WRITTEN EXERCISE :: Would you set down every entry shown below, precisely as written?

RECORDS FOR THIS TASK ::
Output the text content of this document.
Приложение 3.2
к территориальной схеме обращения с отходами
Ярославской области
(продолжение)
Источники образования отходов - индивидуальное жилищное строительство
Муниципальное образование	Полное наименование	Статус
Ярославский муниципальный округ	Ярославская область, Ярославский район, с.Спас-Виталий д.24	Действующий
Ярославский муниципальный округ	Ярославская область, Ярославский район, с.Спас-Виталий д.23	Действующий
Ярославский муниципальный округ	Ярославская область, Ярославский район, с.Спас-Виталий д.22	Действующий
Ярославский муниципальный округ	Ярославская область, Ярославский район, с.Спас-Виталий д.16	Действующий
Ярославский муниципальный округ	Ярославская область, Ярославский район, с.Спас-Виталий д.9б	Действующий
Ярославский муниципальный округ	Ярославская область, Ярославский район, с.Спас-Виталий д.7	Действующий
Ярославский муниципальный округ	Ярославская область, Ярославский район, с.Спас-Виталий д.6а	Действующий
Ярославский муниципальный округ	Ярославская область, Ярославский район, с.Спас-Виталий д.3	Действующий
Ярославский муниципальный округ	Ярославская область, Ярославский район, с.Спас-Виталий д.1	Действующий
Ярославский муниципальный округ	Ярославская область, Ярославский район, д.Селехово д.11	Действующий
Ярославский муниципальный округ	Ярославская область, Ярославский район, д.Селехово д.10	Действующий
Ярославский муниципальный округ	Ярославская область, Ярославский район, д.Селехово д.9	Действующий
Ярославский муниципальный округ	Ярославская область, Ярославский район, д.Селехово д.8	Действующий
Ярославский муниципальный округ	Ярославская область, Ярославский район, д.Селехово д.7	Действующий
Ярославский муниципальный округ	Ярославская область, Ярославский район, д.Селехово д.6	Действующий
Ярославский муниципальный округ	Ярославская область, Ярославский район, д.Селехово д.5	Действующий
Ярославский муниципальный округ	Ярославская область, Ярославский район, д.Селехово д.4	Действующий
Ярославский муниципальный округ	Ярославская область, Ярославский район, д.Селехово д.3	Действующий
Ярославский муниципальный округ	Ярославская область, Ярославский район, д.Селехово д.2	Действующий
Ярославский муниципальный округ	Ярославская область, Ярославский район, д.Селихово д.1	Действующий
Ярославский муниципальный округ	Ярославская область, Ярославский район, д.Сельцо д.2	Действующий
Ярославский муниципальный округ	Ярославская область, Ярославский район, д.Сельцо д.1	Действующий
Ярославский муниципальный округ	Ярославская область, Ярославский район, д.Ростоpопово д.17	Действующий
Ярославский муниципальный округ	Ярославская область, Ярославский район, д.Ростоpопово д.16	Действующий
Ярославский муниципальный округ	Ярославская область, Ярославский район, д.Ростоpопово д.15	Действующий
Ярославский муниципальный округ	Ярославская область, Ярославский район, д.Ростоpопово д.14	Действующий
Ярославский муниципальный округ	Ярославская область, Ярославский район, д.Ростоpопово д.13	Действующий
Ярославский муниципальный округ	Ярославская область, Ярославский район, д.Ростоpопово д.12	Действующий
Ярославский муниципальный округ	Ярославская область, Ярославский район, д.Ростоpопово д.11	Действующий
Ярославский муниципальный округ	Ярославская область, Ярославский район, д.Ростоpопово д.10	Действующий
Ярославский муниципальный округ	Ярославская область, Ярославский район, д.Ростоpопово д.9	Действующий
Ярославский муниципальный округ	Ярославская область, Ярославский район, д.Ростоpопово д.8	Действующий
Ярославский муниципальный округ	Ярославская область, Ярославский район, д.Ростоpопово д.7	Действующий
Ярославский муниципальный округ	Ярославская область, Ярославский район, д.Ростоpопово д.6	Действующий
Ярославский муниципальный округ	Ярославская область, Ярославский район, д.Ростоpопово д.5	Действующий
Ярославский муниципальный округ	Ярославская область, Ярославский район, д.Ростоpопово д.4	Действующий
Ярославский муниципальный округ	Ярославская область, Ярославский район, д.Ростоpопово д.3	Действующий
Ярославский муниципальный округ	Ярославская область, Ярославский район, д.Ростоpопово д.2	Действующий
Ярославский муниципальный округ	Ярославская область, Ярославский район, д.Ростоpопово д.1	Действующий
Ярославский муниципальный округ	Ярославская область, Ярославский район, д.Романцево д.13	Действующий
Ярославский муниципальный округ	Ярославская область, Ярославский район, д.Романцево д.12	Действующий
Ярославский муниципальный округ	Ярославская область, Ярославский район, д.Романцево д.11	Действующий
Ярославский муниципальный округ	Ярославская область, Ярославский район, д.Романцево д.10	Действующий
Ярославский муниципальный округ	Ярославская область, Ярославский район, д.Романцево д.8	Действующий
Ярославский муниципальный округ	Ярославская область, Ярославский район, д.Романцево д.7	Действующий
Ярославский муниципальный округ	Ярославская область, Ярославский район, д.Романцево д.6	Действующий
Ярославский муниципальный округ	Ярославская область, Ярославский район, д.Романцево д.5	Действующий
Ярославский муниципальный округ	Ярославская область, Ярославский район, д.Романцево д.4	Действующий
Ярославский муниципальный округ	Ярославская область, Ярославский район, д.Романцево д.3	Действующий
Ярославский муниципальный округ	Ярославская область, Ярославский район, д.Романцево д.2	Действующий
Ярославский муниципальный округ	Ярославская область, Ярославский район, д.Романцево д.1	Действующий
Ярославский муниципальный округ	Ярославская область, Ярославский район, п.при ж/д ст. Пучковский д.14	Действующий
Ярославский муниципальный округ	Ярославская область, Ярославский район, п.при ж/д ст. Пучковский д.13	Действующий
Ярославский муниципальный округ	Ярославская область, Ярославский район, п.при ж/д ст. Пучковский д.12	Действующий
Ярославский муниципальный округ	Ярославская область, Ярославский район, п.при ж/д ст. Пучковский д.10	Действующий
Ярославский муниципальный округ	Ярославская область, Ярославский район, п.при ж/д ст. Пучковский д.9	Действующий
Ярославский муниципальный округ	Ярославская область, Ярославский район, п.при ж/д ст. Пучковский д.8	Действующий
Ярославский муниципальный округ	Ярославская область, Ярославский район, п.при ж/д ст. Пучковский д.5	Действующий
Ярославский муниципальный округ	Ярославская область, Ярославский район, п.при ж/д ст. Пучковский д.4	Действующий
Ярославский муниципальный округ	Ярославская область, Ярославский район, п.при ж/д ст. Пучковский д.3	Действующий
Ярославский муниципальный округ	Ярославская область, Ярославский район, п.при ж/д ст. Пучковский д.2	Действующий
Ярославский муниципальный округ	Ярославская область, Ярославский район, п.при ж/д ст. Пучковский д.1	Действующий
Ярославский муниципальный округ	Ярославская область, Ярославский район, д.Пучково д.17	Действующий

RESULT BELOW ::
Output the text content of this document.
Приложение 3.2
к территориальной схеме обращения с отходами
Ярославской области
(продолжение)
Источники образования отходов - индивидуальное жилищное строительство
Муниципальное образование	Полное наименование	Статус
Ярославский муниципальный округ	Ярославская область, Ярославский район, с.Спас-Виталий д.24	Действующий
Ярославский муниципальный округ	Ярославская область, Ярославский район, с.Спас-Виталий д.23	Действующий
Ярославский муниципальный округ	Ярославская область, Ярославский район, с.Спас-Виталий д.22	Действующий
Ярославский муниципальный округ	Ярославская область, Ярославский район, с.Спас-Виталий д.16	Действующий
Ярославский муниципальный округ	Ярославская область, Ярославский район, с.Спас-Виталий д.9б	Действующий
Ярославский муниципальный округ	Ярославская область, Ярославский район, с.Спас-Виталий д.7	Действующий
Ярославский муниципальный округ	Ярославская область, Ярославский район, с.Спас-Виталий д.6а	Действующий
Ярославский муниципальный округ	Ярославская область, Ярославский район, с.Спас-Виталий д.3	Действующий
Ярославский муниципальный округ	Ярославская область, Ярославский район, с.Спас-Виталий д.1	Действующий
Ярославский муниципальный округ	Ярославская область, Ярославский район, д.Селехово д.11	Действующий
Ярославский муниципальный округ	Ярославская область, Ярославский район, д.Селехово д.10	Действующий
Ярославский муниципальный округ	Ярославская область, Ярославский район, д.Селехово д.9	Действующий
Ярославский муниципальный округ	Ярославская область, Ярославский район, д.Селехово д.8	Действующий
Ярославский муниципальный округ	Ярославская область, Ярославский район, д.Селехово д.7	Действующий
Ярославский муниципальный округ	Ярославская область, Ярославский район, д.Селехово д.6	Действующий
Ярославский муниципальный округ	Ярославская область, Ярославский район, д.Селехово д.5	Действующий
Ярославский муниципальный округ	Ярославская область, Ярославский район, д.Селехово д.4	Действующий
Ярославский муниципальный округ	Ярославская область, Ярославский район, д.Селехово д.3	Действующий
Ярославский муниципальный округ	Ярославская область, Ярославский район, д.Селехово д.2	Действующий
Ярославский муниципальный округ	Ярославская область, Ярославский район, д.Селихово д.1	Действующий
Ярославский муниципальный округ	Ярославская область, Ярославский район, д.Сельцо д.2	Действующий
Ярославский муниципальный округ	Ярославская область, Ярославский район, д.Сельцо д.1	Действующий
Ярославский муниципальный округ	Ярославская область, Ярославский район, д.Ростоpопово д.17	Действующий
Ярославский муниципальный округ	Ярославская область, Ярославский район, д.Ростоpопово д.16	Действующий
Ярославский муниципальный округ	Ярославская область, Ярославский район, д.Ростоpопово д.15	Действующий
Ярославский муниципальный округ	Ярославская область, Ярославский район, д.Ростоpопово д.14	Действующий
Ярославский муниципальный округ	Ярославская область, Ярославский район, д.Ростоpопово д.13	Действующий
Ярославский муниципальный округ	Ярославская область, Ярославский район, д.Ростоpопово д.12	Действующий
Ярославский муниципальный округ	Ярославская область, Ярославский район, д.Ростоpопово д.11	Действующий
Ярославский муниципальный округ	Ярославская область, Ярославский район, д.Ростоpопово д.10	Действующий
Ярославский муниципальный округ	Ярославская область, Ярославский район, д.Ростоpопово д.9	Действующий
Ярославский муниципальный округ	Ярославская область, Ярославский район, д.Ростоpопово д.8	Действующий
Ярославский муниципальный округ	Ярославская область, Ярославский район, д.Ростоpопово д.7	Действующий
Ярославский муниципальный округ	Ярославская область, Ярославский район, д.Ростоpопово д.6	Действующий
Ярославский муниципальный округ	Ярославская область, Ярославский район, д.Ростоpопово д.5	Действующий
Ярославский муниципальный округ	Ярославская область, Ярославский район, д.Ростоpопово д.4	Действующий
Ярославский муниципальный округ	Ярославская область, Ярославский район, д.Ростоpопово д.3	Действующий
Ярославский муниципальный округ	Ярославская область, Ярославский район, д.Ростоpопово д.2	Действующий
Ярославский муниципальный округ	Ярославская область, Ярославский район, д.Ростоpопово д.1	Действующий
Ярославский муниципальный округ	Ярославская область, Ярославский район, д.Романцево д.13	Действующий
Ярославский муниципальный округ	Ярославская область, Ярославский район, д.Романцево д.12	Действующий
Ярославский муниципальный округ	Ярославская область, Ярославский район, д.Романцево д.11	Действующий
Ярославский муниципальный округ	Ярославская область, Ярославский район, д.Романцево д.10	Действующий
Ярославский муниципальный округ	Ярославская область, Ярославский район, д.Романцево д.8	Действующий
Ярославский муниципальный округ	Ярославская область, Ярославский район, д.Романцево д.7	Действующий
Ярославский муниципальный округ	Ярославская область, Ярославский район, д.Романцево д.6	Действующий
Ярославский муниципальный округ	Ярославская область, Ярославский район, д.Романцево д.5	Действующий
Ярославский муниципальный округ	Ярославская область, Ярославский район, д.Романцево д.4	Действующий
Ярославский муниципальный округ	Ярославская область, Ярославский район, д.Романцево д.3	Действующий
Ярославский муниципальный округ	Ярославская область, Ярославский район, д.Романцево д.2	Действующий
Ярославский муниципальный округ	Ярославская область, Ярославский район, д.Романцево д.1	Действующий
Ярославский муниципальный округ	Ярославская область, Ярославский район, п.при ж/д ст. Пучковский д.14	Действующий
Ярославский муниципальный округ	Ярославская область, Ярославский район, п.при ж/д ст. Пучковский д.13	Действующий
Ярославский муниципальный округ	Ярославская область, Ярославский район, п.при ж/д ст. Пучковский д.12	Действующий
Ярославский муниципальный округ	Ярославская область, Ярославский район, п.при ж/д ст. Пучковский д.10	Действующий
Ярославский муниципальный округ	Ярославская область, Ярославский район, п.при ж/д ст. Пучковский д.9	Действующий
Ярославский муниципальный округ	Ярославская область, Ярославский район, п.при ж/д ст. Пучковский д.8	Действующий
Ярославский муниципальный округ	Ярославская область, Ярославский район, п.при ж/д ст. Пучковский д.5	Действующий
Ярославский муниципальный округ	Ярославская область, Ярославский район, п.при ж/д ст. Пучковский д.4	Действующий
Ярославский муниципальный округ	Ярославская область, Ярославский район, п.при ж/д ст. Пучковский д.3	Действующий
Ярославский муниципальный округ	Ярославская область, Ярославский район, п.при ж/д ст. Пучковский д.2	Действующий
Ярославский муниципальный округ	Ярославская область, Ярославский район, п.при ж/д ст. Пучковский д.1	Действующий
Ярославский муниципальный округ	Ярославская область, Ярославский район, д.Пучково д.17	Действующий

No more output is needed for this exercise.